=== WHAT THIS TASK INVOLVES ===
Nothing should be left out: output all of the entries exactly.
---
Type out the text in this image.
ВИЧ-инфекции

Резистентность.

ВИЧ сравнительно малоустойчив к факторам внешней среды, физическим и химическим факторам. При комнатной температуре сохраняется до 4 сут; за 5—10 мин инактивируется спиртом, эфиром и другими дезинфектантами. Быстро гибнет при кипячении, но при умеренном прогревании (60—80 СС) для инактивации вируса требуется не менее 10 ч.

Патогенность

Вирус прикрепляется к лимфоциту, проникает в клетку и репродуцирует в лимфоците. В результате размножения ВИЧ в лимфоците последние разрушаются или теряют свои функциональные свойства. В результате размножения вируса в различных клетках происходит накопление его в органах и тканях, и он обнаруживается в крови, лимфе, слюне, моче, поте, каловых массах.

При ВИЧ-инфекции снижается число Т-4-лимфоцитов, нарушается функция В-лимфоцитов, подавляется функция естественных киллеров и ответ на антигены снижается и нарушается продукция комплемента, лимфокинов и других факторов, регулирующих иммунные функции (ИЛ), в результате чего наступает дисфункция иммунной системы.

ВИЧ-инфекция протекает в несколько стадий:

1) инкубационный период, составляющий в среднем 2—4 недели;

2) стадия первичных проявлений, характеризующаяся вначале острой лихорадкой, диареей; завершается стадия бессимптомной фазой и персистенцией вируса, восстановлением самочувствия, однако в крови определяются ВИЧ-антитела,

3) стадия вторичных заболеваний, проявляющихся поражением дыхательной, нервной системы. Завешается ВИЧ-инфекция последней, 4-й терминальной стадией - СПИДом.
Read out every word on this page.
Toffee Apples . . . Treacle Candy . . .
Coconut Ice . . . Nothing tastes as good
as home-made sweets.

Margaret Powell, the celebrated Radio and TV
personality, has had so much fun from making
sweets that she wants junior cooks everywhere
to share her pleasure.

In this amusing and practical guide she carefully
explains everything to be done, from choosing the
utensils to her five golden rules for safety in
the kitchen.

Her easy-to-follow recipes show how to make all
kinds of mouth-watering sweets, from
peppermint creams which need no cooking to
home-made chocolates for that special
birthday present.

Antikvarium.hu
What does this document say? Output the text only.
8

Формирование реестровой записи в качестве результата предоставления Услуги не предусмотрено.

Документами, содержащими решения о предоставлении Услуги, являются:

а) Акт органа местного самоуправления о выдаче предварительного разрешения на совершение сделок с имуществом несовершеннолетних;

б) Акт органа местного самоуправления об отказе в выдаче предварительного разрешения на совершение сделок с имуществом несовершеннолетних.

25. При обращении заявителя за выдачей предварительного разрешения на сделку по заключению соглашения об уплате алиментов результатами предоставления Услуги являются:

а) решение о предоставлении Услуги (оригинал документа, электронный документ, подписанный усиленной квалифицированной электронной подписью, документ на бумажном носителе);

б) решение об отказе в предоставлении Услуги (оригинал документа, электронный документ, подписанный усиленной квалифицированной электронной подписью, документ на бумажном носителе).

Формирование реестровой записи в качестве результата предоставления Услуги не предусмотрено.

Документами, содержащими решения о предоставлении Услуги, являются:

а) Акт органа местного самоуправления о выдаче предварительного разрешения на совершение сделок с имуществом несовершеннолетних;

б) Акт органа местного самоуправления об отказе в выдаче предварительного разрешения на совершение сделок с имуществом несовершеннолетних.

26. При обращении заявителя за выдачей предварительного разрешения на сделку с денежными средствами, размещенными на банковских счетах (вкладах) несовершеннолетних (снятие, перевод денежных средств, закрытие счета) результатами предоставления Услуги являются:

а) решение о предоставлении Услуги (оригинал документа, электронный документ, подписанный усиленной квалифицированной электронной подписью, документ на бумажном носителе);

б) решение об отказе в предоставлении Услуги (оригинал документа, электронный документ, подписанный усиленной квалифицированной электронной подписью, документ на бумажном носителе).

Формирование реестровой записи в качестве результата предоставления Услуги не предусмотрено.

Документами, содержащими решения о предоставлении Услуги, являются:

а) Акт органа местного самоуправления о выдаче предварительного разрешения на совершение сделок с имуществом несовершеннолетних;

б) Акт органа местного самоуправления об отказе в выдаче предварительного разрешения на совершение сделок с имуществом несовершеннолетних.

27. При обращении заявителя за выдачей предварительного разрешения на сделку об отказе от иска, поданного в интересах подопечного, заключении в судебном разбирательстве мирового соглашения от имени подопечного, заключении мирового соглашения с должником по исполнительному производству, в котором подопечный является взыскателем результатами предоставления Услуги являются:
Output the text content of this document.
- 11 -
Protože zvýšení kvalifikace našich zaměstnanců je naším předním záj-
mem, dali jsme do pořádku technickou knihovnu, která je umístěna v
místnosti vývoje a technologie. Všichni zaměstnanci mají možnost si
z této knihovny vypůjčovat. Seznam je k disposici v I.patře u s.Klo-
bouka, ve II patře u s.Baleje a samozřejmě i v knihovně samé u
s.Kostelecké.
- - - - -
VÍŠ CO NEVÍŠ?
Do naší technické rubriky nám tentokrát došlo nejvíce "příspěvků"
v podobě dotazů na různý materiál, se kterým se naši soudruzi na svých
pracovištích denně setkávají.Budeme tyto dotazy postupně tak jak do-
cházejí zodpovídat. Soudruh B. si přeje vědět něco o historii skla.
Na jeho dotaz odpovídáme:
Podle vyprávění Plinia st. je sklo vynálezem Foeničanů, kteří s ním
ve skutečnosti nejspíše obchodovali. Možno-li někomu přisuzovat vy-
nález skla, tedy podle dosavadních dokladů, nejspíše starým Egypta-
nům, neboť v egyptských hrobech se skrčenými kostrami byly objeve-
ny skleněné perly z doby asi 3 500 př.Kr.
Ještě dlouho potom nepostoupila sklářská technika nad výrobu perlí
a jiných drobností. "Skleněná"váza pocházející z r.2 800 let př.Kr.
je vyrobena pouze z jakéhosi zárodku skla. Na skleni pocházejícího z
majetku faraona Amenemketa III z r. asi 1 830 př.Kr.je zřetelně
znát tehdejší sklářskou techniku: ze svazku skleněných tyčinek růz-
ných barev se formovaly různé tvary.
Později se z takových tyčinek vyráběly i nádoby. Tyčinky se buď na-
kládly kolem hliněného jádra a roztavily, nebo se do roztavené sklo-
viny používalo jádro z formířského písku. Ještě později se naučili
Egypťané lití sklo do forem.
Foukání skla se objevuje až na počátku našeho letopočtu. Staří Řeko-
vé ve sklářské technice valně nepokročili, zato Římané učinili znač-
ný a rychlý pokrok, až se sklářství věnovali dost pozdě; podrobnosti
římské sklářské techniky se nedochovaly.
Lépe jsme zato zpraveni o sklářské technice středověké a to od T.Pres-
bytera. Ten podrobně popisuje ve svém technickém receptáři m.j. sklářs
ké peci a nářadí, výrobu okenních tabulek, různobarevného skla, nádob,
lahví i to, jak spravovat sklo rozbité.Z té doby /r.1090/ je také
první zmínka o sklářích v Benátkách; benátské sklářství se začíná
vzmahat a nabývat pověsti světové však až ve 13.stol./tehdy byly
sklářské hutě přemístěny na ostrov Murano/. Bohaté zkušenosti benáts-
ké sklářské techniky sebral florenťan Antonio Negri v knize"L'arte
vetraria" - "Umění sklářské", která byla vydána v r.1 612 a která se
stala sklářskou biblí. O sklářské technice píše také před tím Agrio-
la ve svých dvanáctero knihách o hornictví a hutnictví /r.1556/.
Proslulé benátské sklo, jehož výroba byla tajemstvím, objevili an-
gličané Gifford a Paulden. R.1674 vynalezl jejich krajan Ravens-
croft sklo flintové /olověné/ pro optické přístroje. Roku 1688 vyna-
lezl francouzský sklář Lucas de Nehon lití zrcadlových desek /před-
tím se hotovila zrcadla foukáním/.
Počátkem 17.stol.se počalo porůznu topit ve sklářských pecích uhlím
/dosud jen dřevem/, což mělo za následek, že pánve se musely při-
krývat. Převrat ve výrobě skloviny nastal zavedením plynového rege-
---
=== EXERCISE SOLUTION ===
Type out the text in this image.
ВИЧ-инфекции

Резистентность.

ВИЧ сравнительно малоустойчив к факторам внешней среды, физическим и химическим факторам. При комнатной температуре сохраняется до 4 сут; за 5—10 мин инактивируется спиртом, эфиром и другими дезинфектантами. Быстро гибнет при кипячении, но при умеренном прогревании (60—80 СС) для инактивации вируса требуется не менее 10 ч.

Патогенность

Вирус прикрепляется к лимфоциту, проникает в клетку и репродуцирует в лимфоците. В результате размножения ВИЧ в лимфоците последние разрушаются или теряют свои функциональные свойства. В результате размножения вируса в различных клетках происходит накопление его в органах и тканях, и он обнаруживается в крови, лимфе, слюне, моче, поте, каловых массах.

При ВИЧ-инфекции снижается число Т-4-лимфоцитов, нарушается функция В-лимфоцитов, подавляется функция естественных киллеров и ответ на антигены снижается и нарушается продукция комплемента, лимфокинов и других факторов, регулирующих иммунные функции (ИЛ), в результате чего наступает дисфункция иммунной системы.

ВИЧ-инфекция протекает в несколько стадий:

1) инкубационный период, составляющий в среднем 2—4 недели;

2) стадия первичных проявлений, характеризующаяся вначале острой лихорадкой, диареей; завершается стадия бессимптомной фазой и персистенцией вируса, восстановлением самочувствия, однако в крови определяются ВИЧ-антитела,

3) стадия вторичных заболеваний, проявляющихся поражением дыхательной, нервной системы. Завешается ВИЧ-инфекция последней, 4-й терминальной стадией - СПИДом.
Read out every word on this page.
Toffee Apples . . . Treacle Candy . . .
Coconut Ice . . . Nothing tastes as good
as home-made sweets.

Margaret Powell, the celebrated Radio and TV
personality, has had so much fun from making
sweets that she wants junior cooks everywhere
to share her pleasure.

In this amusing and practical guide she carefully
explains everything to be done, from choosing the
utensils to her five golden rules for safety in
the kitchen.

Her easy-to-follow recipes show how to make all
kinds of mouth-watering sweets, from
peppermint creams which need no cooking to
home-made chocolates for that special
birthday present.

Antikvarium.hu
What does this document say? Output the text only.
8

Формирование реестровой записи в качестве результата предоставления Услуги не предусмотрено.

Документами, содержащими решения о предоставлении Услуги, являются:

а) Акт органа местного самоуправления о выдаче предварительного разрешения на совершение сделок с имуществом несовершеннолетних;

б) Акт органа местного самоуправления об отказе в выдаче предварительного разрешения на совершение сделок с имуществом несовершеннолетних.

25. При обращении заявителя за выдачей предварительного разрешения на сделку по заключению соглашения об уплате алиментов результатами предоставления Услуги являются:

а) решение о предоставлении Услуги (оригинал документа, электронный документ, подписанный усиленной квалифицированной электронной подписью, документ на бумажном носителе);

б) решение об отказе в предоставлении Услуги (оригинал документа, электронный документ, подписанный усиленной квалифицированной электронной подписью, документ на бумажном носителе).

Формирование реестровой записи в качестве результата предоставления Услуги не предусмотрено.

Документами, содержащими решения о предоставлении Услуги, являются:

а) Акт органа местного самоуправления о выдаче предварительного разрешения на совершение сделок с имуществом несовершеннолетних;

б) Акт органа местного самоуправления об отказе в выдаче предварительного разрешения на совершение сделок с имуществом несовершеннолетних.

26. При обращении заявителя за выдачей предварительного разрешения на сделку с денежными средствами, размещенными на банковских счетах (вкладах) несовершеннолетних (снятие, перевод денежных средств, закрытие счета) результатами предоставления Услуги являются:

а) решение о предоставлении Услуги (оригинал документа, электронный документ, подписанный усиленной квалифицированной электронной подписью, документ на бумажном носителе);

б) решение об отказе в предоставлении Услуги (оригинал документа, электронный документ, подписанный усиленной квалифицированной электронной подписью, документ на бумажном носителе).

Формирование реестровой записи в качестве результата предоставления Услуги не предусмотрено.

Документами, содержащими решения о предоставлении Услуги, являются:

а) Акт органа местного самоуправления о выдаче предварительного разрешения на совершение сделок с имуществом несовершеннолетних;

б) Акт органа местного самоуправления об отказе в выдаче предварительного разрешения на совершение сделок с имуществом несовершеннолетних.

27. При обращении заявителя за выдачей предварительного разрешения на сделку об отказе от иска, поданного в интересах подопечного, заключении в судебном разбирательстве мирового соглашения от имени подопечного, заключении мирового соглашения с должником по исполнительному производству, в котором подопечный является взыскателем результатами предоставления Услуги являются:
Output the text content of this document.
- 11 -
Protože zvýšení kvalifikace našich zaměstnanců je naším předním záj-
mem, dali jsme do pořádku technickou knihovnu, která je umístěna v
místnosti vývoje a technologie. Všichni zaměstnanci mají možnost si
z této knihovny vypůjčovat. Seznam je k disposici v I.patře u s.Klo-
bouka, ve II patře u s.Baleje a samozřejmě i v knihovně samé u
s.Kostelecké.
- - - - -
VÍŠ CO NEVÍŠ?
Do naší technické rubriky nám tentokrát došlo nejvíce "příspěvků"
v podobě dotazů na různý materiál, se kterým se naši soudruzi na svých
pracovištích denně setkávají.Budeme tyto dotazy postupně tak jak do-
cházejí zodpovídat. Soudruh B. si přeje vědět něco o historii skla.
Na jeho dotaz odpovídáme:
Podle vyprávění Plinia st. je sklo vynálezem Foeničanů, kteří s ním
ve skutečnosti nejspíše obchodovali. Možno-li někomu přisuzovat vy-
nález skla, tedy podle dosavadních dokladů, nejspíše starým Egypta-
nům, neboť v egyptských hrobech se skrčenými kostrami byly objeve-
ny skleněné perly z doby asi 3 500 př.Kr.
Ještě dlouho potom nepostoupila sklářská technika nad výrobu perlí
a jiných drobností. "Skleněná"váza pocházející z r.2 800 let př.Kr.
je vyrobena pouze z jakéhosi zárodku skla. Na skleni pocházejícího z
majetku faraona Amenemketa III z r. asi 1 830 př.Kr.je zřetelně
znát tehdejší sklářskou techniku: ze svazku skleněných tyčinek růz-
ných barev se formovaly různé tvary.
Později se z takových tyčinek vyráběly i nádoby. Tyčinky se buď na-
kládly kolem hliněného jádra a roztavily, nebo se do roztavené sklo-
viny používalo jádro z formířského písku. Ještě později se naučili
Egypťané lití sklo do forem.
Foukání skla se objevuje až na počátku našeho letopočtu. Staří Řeko-
vé ve sklářské technice valně nepokročili, zato Římané učinili znač-
ný a rychlý pokrok, až se sklářství věnovali dost pozdě; podrobnosti
římské sklářské techniky se nedochovaly.
Lépe jsme zato zpraveni o sklářské technice středověké a to od T.Pres-
bytera. Ten podrobně popisuje ve svém technickém receptáři m.j. sklářs
ké peci a nářadí, výrobu okenních tabulek, různobarevného skla, nádob,
lahví i to, jak spravovat sklo rozbité.Z té doby /r.1090/ je také
první zmínka o sklářích v Benátkách; benátské sklářství se začíná
vzmahat a nabývat pověsti světové však až ve 13.stol./tehdy byly
sklářské hutě přemístěny na ostrov Murano/. Bohaté zkušenosti benáts-
ké sklářské techniky sebral florenťan Antonio Negri v knize"L'arte
vetraria" - "Umění sklářské", která byla vydána v r.1 612 a která se
stala sklářskou biblí. O sklářské technice píše také před tím Agrio-
la ve svých dvanáctero knihách o hornictví a hutnictví /r.1556/.
Proslulé benátské sklo, jehož výroba byla tajemstvím, objevili an-
gličané Gifford a Paulden. R.1674 vynalezl jejich krajan Ravens-
croft sklo flintové /olověné/ pro optické přístroje. Roku 1688 vyna-
lezl francouzský sklář Lucas de Nehon lití zrcadlových desek /před-
tím se hotovila zrcadla foukáním/.
Počátkem 17.stol.se počalo porůznu topit ve sklářských pecích uhlím
/dosud jen dřevem/, což mělo za následek, že pánve se musely při-
krývat. Převrat ve výrobě skloviny nastal zavedením plynového rege-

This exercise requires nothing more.